Stated exercise: Would you transcribe the listing that follows, character for character, and omit its images?
--- Start Supplied information ---
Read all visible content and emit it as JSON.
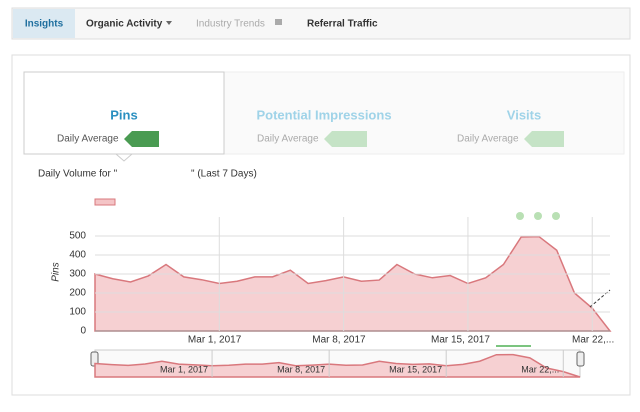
{
  "tabs": [
    {
      "label": "Insights"
    },
    {
      "label": "Organic Activity"
    },
    {
      "label": "Industry Trends"
    },
    {
      "label": "Referral Traffic"
    }
  ],
  "metrics": [
    {
      "label": "Pins",
      "sublabel": "Daily Average"
    },
    {
      "label": "Potential Impressions",
      "sublabel": "Daily Average"
    },
    {
      "label": "Visits",
      "sublabel": "Daily Average"
    }
  ],
  "chart_data": {
    "type": "area",
    "title": "Daily Volume for \"",
    "title_end": "\" (Last 7 Days)",
    "ylabel": "Pins",
    "categories": [
      null,
      null,
      null,
      null,
      null,
      null,
      null,
      "Mar 1, 2017",
      null,
      null,
      null,
      null,
      null,
      null,
      "Mar 8, 2017",
      null,
      null,
      null,
      null,
      null,
      null,
      "Mar 15, 2017",
      null,
      null,
      null,
      null,
      null,
      null,
      "Mar 22,...",
      null
    ],
    "series": [
      {
        "color": "#d9787d",
        "values": [
          300,
          275,
          258,
          290,
          350,
          285,
          270,
          250,
          262,
          285,
          285,
          320,
          250,
          265,
          285,
          262,
          268,
          350,
          300,
          280,
          292,
          250,
          280,
          350,
          495,
          497,
          425,
          200,
          120,
          0
        ]
      }
    ],
    "ylim": [
      0,
      600
    ],
    "yticks": [
      0,
      100,
      200,
      300,
      400,
      500
    ],
    "grid": true
  }
}
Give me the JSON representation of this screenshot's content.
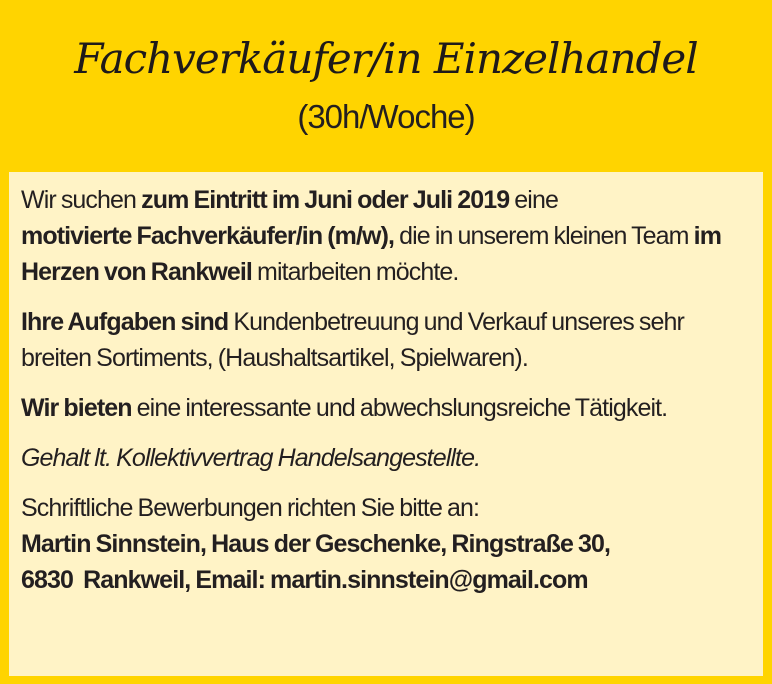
{
  "title": "Fachverkäufer/in Einzelhandel",
  "subtitle": "(30h/Woche)",
  "paragraphs": {
    "p1": [
      "Wir suchen ",
      "zum Eintritt im Juni oder Juli 2019",
      " eine ",
      "motivierte Fachverkäufer/in (m/w),",
      " die in unserem kleinen Team ",
      "im Herzen von Rankweil",
      " mitarbeiten möchte."
    ],
    "p2": [
      "Ihre Aufgaben sind",
      " Kundenbetreuung und Verkauf unseres sehr breiten Sortiments, (Haushaltsartikel, Spielwaren)."
    ],
    "p3": [
      "Wir bieten",
      " eine interessante und abwechslungsreiche Tätigkeit."
    ],
    "p4": "Gehalt lt. Kollektivvertrag Handelsangestellte.",
    "p5": [
      "Schriftliche Bewerbungen richten Sie bitte an:",
      "Martin Sinnstein, Haus der Geschenke, Ringstraße 30,",
      "6830  Rankweil, Email: martin.sinnstein@gmail.com"
    ]
  },
  "colors": {
    "background": "#FFD400",
    "box": "#FFF3C6",
    "text": "#231f20"
  }
}
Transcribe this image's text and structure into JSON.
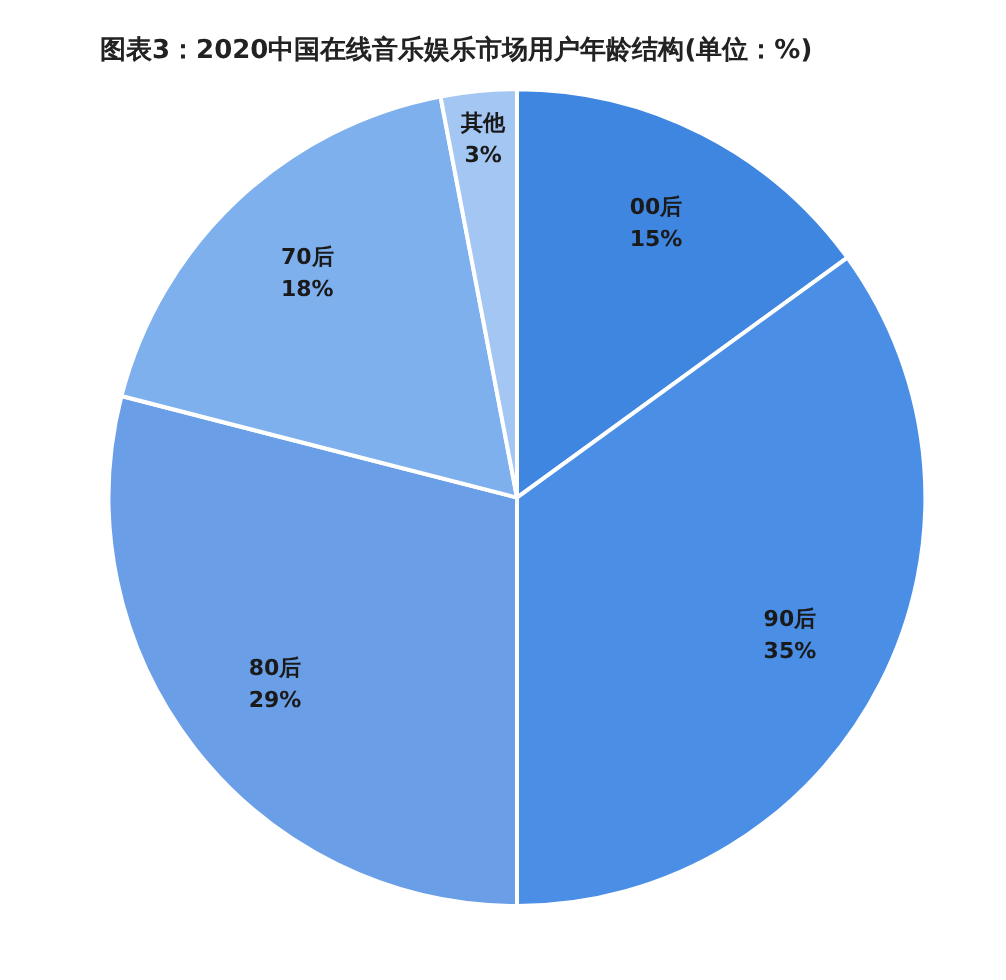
{
  "chart_data": {
    "type": "pie",
    "title": "图表3：2020中国在线音乐娱乐市场用户年龄结构(单位：%)",
    "categories": [
      "00后",
      "90后",
      "80后",
      "70后",
      "其他"
    ],
    "values": [
      15,
      35,
      29,
      18,
      3
    ],
    "value_labels": [
      "15%",
      "35%",
      "29%",
      "18%",
      "3%"
    ],
    "colors": [
      "#3f86e0",
      "#4a8ee6",
      "#6a9fe8",
      "#7fb0ee",
      "#a4c6f2"
    ],
    "legend": false
  }
}
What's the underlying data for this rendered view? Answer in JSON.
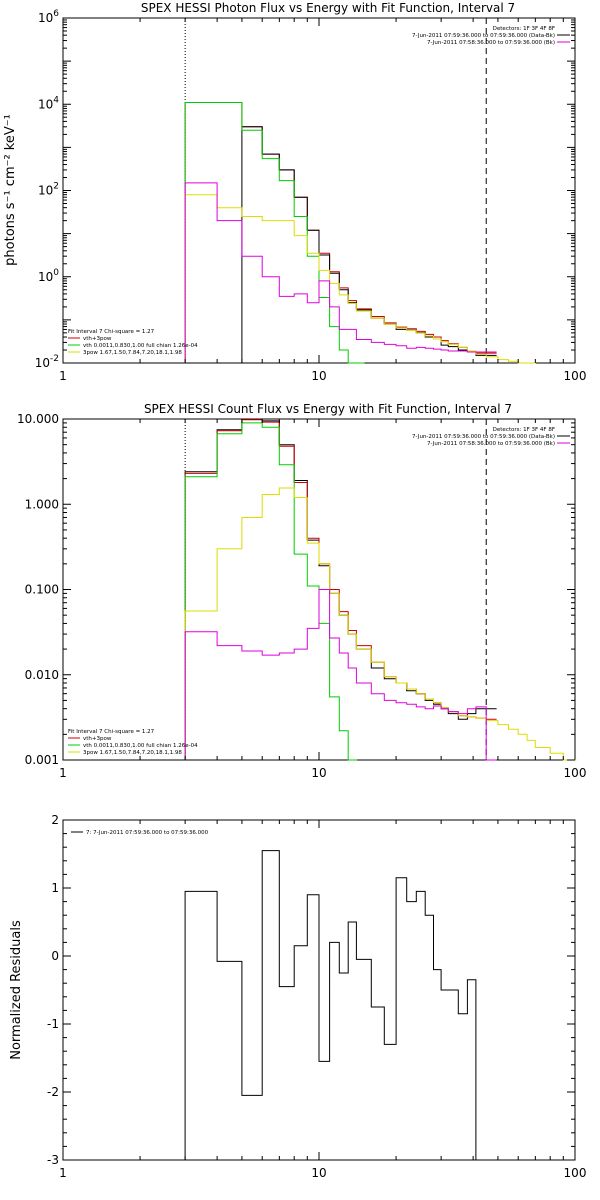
--- End Supplied information ---
Response to the task:
Read all visible content and emit it as JSON.
{
  "tabs": [
    {
      "label": "Insights"
    },
    {
      "label": "Organic Activity"
    },
    {
      "label": "Industry Trends"
    },
    {
      "label": "Referral Traffic"
    }
  ],
  "metrics": [
    {
      "label": "Pins",
      "sublabel": "Daily Average"
    },
    {
      "label": "Potential Impressions",
      "sublabel": "Daily Average"
    },
    {
      "label": "Visits",
      "sublabel": "Daily Average"
    }
  ],
  "chart_data": {
    "type": "area",
    "title": "Daily Volume for \"",
    "title_end": "\" (Last 7 Days)",
    "ylabel": "Pins",
    "categories": [
      null,
      null,
      null,
      null,
      null,
      null,
      null,
      "Mar 1, 2017",
      null,
      null,
      null,
      null,
      null,
      null,
      "Mar 8, 2017",
      null,
      null,
      null,
      null,
      null,
      null,
      "Mar 15, 2017",
      null,
      null,
      null,
      null,
      null,
      null,
      "Mar 22,...",
      null
    ],
    "series": [
      {
        "color": "#d9787d",
        "values": [
          300,
          275,
          258,
          290,
          350,
          285,
          270,
          250,
          262,
          285,
          285,
          320,
          250,
          265,
          285,
          262,
          268,
          350,
          300,
          280,
          292,
          250,
          280,
          350,
          495,
          497,
          425,
          200,
          120,
          0
        ]
      }
    ],
    "ylim": [
      0,
      600
    ],
    "yticks": [
      0,
      100,
      200,
      300,
      400,
      500
    ],
    "grid": true
  }
}
Give me the JSON representation of this screenshot's content.
{
  "title": "Fachverkäufer/in Einzelhandel",
  "subtitle": "(30h/Woche)",
  "paragraphs": {
    "p1": [
      "Wir suchen ",
      "zum Eintritt im Juni oder Juli 2019",
      " eine ",
      "motivierte Fachverkäufer/in (m/w),",
      " die in unserem kleinen Team ",
      "im Herzen von Rankweil",
      " mitarbeiten möchte."
    ],
    "p2": [
      "Ihre Aufgaben sind",
      " Kundenbetreuung und Verkauf unseres sehr breiten Sortiments, (Haushaltsartikel, Spielwaren)."
    ],
    "p3": [
      "Wir bieten",
      " eine interessante und abwechslungsreiche Tätigkeit."
    ],
    "p4": "Gehalt lt. Kollektivvertrag Handelsangestellte.",
    "p5": [
      "Schriftliche Bewerbungen richten Sie bitte an:",
      "Martin Sinnstein, Haus der Geschenke, Ringstraße 30,",
      "6830  Rankweil, Email: martin.sinnstein@gmail.com"
    ]
  },
  "colors": {
    "background": "#FFD400",
    "box": "#FFF3C6",
    "text": "#231f20"
  }
}
Transcribe this image's text and structure into JSON.
{
  "chart_data": {
    "type": "pie",
    "title": "图表3：2020中国在线音乐娱乐市场用户年龄结构(单位：%)",
    "categories": [
      "00后",
      "90后",
      "80后",
      "70后",
      "其他"
    ],
    "values": [
      15,
      35,
      29,
      18,
      3
    ],
    "value_labels": [
      "15%",
      "35%",
      "29%",
      "18%",
      "3%"
    ],
    "colors": [
      "#3f86e0",
      "#4a8ee6",
      "#6a9fe8",
      "#7fb0ee",
      "#a4c6f2"
    ],
    "legend": false
  }
}
What's the underlying data for this rendered view? Answer in JSON.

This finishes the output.